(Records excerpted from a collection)
--- start ---

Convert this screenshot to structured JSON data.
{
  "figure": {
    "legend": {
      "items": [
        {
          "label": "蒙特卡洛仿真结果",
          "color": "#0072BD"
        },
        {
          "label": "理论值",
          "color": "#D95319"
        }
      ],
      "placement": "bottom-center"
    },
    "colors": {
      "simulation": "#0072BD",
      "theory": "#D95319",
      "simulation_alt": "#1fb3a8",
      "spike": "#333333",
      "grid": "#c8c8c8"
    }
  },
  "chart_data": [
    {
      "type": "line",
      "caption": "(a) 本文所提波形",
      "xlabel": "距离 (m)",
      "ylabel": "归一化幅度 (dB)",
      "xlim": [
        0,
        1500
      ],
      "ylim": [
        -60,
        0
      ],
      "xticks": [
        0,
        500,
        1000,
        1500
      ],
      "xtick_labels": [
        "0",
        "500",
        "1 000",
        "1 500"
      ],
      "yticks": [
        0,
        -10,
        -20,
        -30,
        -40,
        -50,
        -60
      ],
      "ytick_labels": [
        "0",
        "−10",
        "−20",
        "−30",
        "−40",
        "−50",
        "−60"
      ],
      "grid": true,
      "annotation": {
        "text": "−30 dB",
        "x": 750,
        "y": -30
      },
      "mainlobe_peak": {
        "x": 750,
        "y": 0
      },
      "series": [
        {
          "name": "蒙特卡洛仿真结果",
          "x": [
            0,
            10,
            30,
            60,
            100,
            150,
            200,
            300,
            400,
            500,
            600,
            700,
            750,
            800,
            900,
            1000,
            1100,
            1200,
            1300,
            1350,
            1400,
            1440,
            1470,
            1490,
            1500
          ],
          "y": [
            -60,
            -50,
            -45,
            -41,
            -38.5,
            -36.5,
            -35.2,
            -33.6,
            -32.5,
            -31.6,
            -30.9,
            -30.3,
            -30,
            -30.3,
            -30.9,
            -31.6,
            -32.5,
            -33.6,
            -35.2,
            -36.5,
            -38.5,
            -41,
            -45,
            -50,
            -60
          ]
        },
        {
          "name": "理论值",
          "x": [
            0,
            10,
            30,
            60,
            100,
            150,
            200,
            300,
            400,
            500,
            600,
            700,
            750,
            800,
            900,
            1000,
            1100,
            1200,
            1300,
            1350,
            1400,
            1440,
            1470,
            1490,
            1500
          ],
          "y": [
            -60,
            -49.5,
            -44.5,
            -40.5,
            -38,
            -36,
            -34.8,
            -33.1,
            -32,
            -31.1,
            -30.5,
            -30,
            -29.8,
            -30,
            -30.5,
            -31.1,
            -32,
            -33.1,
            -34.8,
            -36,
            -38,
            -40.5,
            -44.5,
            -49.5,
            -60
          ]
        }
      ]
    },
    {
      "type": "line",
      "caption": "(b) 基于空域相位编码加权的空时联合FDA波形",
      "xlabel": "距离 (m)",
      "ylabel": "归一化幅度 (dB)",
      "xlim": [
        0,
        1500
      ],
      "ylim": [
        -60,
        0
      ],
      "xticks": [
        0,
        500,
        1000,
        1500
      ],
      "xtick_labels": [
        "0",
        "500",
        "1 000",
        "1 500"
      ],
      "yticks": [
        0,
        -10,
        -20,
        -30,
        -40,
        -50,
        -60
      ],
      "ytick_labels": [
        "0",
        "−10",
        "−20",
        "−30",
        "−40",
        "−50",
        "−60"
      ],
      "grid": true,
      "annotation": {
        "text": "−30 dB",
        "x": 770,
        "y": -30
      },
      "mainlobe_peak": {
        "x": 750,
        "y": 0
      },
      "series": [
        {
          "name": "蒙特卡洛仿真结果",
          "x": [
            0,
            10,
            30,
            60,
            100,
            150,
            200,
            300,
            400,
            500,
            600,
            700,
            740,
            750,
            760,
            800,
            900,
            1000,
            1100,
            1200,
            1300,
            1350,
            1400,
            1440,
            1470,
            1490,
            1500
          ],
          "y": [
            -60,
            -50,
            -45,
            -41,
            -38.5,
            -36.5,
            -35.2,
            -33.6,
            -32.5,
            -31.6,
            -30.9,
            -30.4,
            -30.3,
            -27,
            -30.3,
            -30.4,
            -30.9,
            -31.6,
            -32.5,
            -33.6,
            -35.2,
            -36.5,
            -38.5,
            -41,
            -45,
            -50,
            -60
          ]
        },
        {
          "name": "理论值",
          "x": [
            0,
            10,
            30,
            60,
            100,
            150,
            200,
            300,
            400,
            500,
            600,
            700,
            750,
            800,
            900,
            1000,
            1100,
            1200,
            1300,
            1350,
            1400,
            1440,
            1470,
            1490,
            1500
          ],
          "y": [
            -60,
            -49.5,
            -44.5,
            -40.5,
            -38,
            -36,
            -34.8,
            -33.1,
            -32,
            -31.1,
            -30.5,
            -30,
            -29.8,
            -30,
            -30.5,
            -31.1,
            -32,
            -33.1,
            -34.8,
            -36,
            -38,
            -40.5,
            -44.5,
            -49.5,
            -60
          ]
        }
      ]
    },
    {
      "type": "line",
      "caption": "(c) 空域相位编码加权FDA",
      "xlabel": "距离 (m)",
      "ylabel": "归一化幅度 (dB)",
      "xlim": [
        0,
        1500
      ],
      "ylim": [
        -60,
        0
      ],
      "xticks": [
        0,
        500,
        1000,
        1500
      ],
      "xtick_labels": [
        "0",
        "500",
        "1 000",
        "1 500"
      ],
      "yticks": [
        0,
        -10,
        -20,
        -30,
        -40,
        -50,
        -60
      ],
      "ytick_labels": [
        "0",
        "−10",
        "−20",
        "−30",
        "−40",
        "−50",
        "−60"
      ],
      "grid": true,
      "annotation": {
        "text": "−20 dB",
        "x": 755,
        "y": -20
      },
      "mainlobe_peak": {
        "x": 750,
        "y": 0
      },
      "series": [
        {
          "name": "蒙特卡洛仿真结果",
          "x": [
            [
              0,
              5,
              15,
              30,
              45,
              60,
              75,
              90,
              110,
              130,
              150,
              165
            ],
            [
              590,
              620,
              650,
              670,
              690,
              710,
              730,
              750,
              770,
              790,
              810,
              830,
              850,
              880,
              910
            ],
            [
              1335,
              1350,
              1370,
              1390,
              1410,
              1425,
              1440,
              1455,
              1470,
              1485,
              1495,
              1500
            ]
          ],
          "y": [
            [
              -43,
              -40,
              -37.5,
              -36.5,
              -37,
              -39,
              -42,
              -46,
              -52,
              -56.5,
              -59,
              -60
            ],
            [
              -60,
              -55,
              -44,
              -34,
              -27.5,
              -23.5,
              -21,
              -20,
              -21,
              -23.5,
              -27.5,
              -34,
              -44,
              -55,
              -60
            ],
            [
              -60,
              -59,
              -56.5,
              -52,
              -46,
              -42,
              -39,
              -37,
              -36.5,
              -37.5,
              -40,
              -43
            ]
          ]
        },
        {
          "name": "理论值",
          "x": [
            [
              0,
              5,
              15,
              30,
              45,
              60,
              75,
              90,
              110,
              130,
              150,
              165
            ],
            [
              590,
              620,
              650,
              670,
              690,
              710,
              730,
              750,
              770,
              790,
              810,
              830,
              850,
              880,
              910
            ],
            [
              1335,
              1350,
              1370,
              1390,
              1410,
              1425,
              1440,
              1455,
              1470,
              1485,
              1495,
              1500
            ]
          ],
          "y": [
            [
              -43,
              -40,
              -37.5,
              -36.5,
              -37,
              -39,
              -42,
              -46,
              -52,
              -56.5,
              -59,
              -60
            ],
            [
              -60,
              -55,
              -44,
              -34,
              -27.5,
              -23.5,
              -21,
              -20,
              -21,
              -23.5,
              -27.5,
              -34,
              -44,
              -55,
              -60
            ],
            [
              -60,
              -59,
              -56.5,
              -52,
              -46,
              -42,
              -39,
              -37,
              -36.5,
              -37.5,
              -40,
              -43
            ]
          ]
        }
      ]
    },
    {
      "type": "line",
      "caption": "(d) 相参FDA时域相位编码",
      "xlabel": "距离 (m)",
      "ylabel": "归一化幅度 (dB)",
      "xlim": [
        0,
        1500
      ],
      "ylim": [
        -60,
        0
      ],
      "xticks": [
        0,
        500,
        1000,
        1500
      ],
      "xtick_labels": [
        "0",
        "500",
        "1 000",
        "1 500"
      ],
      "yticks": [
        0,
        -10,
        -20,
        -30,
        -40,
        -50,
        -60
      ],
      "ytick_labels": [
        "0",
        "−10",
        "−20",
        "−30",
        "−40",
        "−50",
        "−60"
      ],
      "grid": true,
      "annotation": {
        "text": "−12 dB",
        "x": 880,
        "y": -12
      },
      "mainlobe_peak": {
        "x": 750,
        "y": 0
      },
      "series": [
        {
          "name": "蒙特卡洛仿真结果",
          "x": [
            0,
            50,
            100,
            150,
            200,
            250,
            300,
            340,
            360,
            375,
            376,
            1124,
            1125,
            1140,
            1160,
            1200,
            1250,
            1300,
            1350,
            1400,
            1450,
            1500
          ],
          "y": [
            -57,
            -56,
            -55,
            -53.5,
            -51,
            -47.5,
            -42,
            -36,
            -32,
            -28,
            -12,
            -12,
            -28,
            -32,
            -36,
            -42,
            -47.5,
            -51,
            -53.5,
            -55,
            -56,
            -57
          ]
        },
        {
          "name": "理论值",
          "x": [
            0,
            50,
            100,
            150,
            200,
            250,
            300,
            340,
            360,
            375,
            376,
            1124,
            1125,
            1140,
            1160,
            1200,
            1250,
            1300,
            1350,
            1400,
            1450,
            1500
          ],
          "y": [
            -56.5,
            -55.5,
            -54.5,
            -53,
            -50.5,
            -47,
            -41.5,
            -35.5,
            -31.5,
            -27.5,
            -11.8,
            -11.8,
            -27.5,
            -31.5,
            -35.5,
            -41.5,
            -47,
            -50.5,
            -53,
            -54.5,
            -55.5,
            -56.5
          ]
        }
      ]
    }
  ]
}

--- end ---

Job: Find each line with the string "text" and copy it out.

Response to this exercise:
        "text": "−30 dB",
        "text": "−30 dB",
        "text": "−20 dB",
        "text": "−12 dB",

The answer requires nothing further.